TASK STATEMENT:
Give every line back verbatim, dropping all images.

LISTED ENTRIES:
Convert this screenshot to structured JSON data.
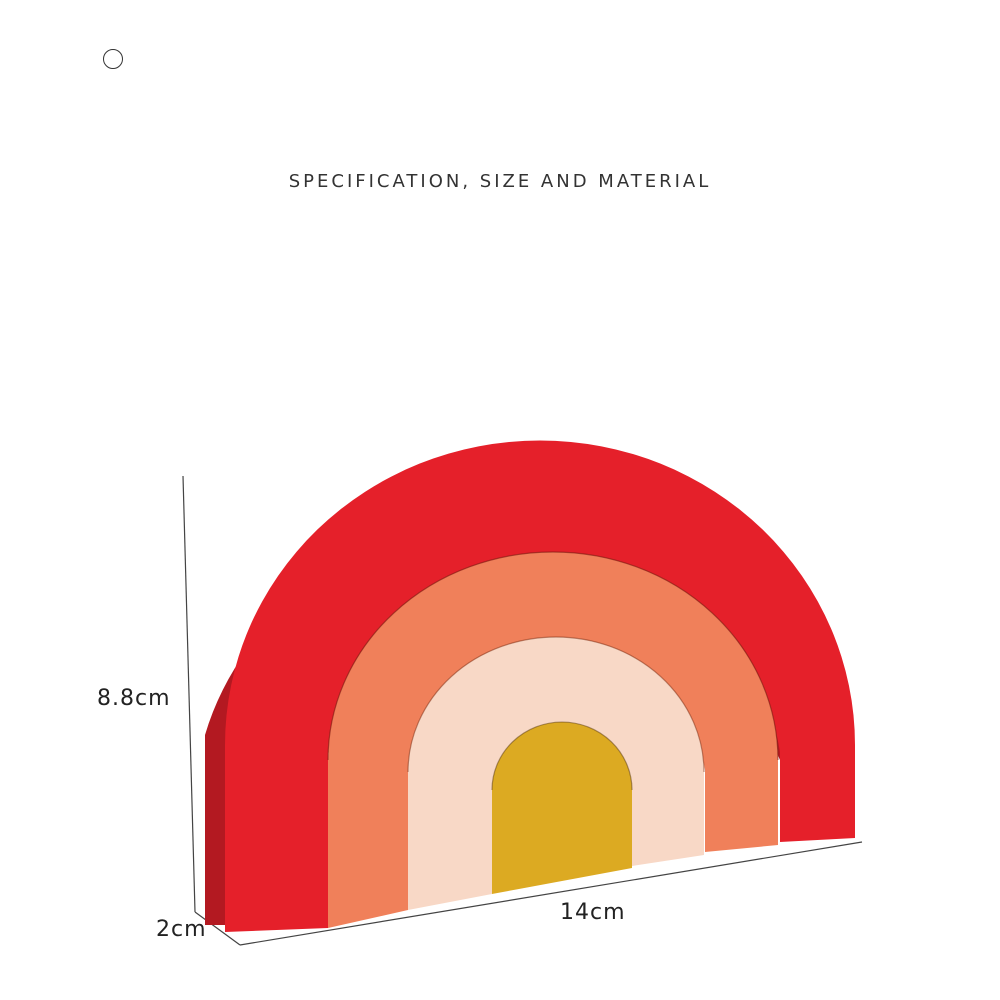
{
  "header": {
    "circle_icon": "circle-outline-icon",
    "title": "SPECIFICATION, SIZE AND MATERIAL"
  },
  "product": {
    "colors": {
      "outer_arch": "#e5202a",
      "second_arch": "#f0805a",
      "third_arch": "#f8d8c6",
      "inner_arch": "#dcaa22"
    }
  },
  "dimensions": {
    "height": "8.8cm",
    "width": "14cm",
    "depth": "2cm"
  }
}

PROBLEM SOLUTION:
Convert this screenshot to structured JSON data.
{
  "header": {
    "circle_icon": "circle-outline-icon",
    "title": "SPECIFICATION, SIZE AND MATERIAL"
  },
  "product": {
    "colors": {
      "outer_arch": "#e5202a",
      "second_arch": "#f0805a",
      "third_arch": "#f8d8c6",
      "inner_arch": "#dcaa22"
    }
  },
  "dimensions": {
    "height": "8.8cm",
    "width": "14cm",
    "depth": "2cm"
  }
}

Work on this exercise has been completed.